Prompt:
Check every line below for the word "JSON" and show those that hold it.

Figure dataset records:
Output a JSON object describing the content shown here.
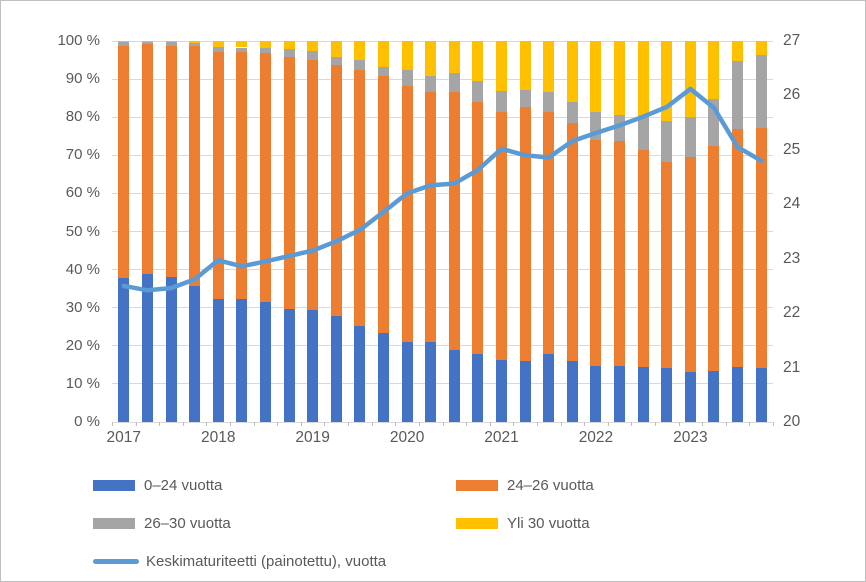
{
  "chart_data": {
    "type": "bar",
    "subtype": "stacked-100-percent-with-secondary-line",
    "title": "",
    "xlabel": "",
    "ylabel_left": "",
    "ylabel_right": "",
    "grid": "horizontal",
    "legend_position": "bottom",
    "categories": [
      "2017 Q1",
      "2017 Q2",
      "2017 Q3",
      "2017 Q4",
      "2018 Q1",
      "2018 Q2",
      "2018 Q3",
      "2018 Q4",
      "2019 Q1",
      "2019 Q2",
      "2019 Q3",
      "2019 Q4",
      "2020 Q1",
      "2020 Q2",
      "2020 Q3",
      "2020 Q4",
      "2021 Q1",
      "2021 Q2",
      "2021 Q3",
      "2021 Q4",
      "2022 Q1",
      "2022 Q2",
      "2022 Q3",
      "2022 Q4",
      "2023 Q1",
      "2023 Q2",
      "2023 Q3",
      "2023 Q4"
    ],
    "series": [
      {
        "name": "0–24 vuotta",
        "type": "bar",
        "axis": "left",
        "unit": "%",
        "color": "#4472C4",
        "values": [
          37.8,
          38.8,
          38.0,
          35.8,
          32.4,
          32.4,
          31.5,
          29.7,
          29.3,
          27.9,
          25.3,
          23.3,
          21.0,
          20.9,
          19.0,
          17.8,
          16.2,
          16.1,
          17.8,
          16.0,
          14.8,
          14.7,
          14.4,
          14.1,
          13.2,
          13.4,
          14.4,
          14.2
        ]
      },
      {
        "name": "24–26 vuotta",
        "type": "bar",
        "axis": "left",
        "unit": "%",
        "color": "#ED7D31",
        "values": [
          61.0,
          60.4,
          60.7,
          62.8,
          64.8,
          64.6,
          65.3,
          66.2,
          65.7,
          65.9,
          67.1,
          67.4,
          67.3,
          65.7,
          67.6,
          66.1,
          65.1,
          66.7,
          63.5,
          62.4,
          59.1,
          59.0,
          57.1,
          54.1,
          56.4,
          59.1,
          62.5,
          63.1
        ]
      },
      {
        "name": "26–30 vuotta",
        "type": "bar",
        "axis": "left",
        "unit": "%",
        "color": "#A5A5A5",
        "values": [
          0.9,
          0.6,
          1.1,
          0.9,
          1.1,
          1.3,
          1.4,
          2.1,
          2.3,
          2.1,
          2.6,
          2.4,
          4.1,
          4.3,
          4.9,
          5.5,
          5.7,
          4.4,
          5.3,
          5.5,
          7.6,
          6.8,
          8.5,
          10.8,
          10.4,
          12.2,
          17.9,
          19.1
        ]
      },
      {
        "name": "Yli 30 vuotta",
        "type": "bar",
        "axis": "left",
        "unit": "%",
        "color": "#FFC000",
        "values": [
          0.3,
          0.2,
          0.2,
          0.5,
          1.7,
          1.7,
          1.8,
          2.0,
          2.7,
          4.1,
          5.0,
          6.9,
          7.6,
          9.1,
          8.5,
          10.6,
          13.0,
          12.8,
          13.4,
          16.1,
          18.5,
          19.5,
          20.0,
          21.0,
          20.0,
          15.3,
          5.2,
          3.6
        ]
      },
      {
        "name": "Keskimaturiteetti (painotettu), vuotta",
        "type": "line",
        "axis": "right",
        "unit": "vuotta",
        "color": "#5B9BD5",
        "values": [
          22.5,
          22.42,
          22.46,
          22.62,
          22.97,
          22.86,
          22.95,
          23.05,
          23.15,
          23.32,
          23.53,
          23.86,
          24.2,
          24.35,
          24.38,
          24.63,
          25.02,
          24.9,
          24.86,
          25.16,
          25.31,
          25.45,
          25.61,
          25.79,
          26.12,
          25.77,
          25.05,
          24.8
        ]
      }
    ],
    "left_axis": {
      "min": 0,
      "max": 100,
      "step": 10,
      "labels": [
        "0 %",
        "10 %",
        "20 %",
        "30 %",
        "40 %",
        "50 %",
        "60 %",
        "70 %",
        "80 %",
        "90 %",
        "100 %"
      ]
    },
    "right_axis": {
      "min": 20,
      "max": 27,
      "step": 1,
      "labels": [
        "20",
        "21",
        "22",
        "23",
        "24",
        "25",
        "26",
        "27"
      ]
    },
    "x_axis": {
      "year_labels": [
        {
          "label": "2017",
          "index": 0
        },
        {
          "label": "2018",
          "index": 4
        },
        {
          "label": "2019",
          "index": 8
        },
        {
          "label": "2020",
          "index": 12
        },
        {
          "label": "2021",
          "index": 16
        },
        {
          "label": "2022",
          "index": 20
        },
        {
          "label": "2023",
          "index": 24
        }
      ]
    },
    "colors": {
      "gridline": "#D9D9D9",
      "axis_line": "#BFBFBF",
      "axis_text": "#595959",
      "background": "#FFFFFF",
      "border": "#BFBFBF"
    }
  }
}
...
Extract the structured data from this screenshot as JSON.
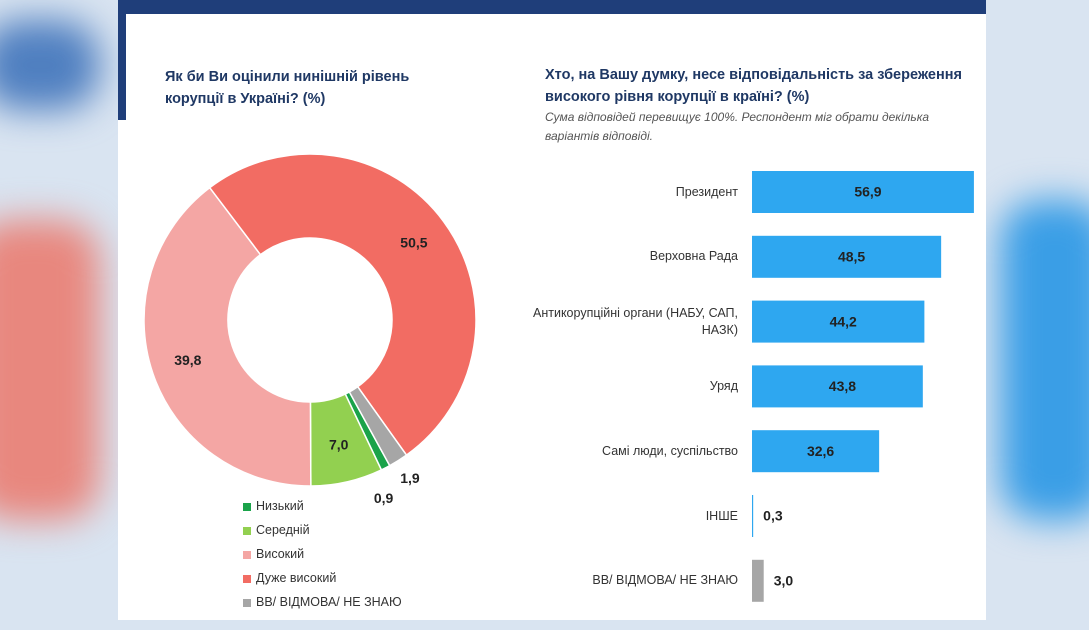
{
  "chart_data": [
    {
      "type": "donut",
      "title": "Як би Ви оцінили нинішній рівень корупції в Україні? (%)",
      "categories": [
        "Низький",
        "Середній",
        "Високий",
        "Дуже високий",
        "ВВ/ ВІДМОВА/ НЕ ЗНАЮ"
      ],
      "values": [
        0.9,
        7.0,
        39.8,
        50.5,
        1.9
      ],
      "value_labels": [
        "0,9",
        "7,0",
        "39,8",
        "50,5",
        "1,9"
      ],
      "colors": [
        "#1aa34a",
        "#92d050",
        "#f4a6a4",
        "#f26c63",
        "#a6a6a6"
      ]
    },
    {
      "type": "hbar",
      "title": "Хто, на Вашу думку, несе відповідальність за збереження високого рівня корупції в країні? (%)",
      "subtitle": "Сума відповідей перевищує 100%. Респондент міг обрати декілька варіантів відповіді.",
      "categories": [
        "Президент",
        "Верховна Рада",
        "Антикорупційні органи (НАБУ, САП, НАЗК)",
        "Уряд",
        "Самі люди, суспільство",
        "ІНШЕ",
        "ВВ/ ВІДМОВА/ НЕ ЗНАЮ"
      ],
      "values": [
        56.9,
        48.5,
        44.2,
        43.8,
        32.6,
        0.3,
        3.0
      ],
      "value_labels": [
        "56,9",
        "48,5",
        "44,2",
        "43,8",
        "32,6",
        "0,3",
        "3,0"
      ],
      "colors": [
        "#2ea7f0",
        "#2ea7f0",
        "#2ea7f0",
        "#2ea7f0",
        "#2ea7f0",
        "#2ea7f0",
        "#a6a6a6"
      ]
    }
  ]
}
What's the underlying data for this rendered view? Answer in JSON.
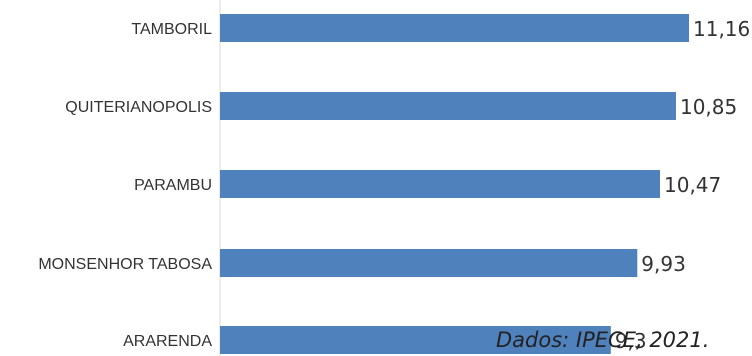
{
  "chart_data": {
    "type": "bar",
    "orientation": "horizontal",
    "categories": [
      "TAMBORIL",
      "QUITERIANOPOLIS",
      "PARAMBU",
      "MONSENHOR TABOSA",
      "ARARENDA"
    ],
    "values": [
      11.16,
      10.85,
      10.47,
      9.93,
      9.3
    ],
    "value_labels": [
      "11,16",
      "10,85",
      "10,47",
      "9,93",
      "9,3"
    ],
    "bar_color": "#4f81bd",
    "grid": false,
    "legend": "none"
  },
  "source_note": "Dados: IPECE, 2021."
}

Worked solution:
Output a JSON object describing the content shown here.
Extract the structured data from this screenshot as JSON.
What's the underlying data for this rendered view? Answer in JSON.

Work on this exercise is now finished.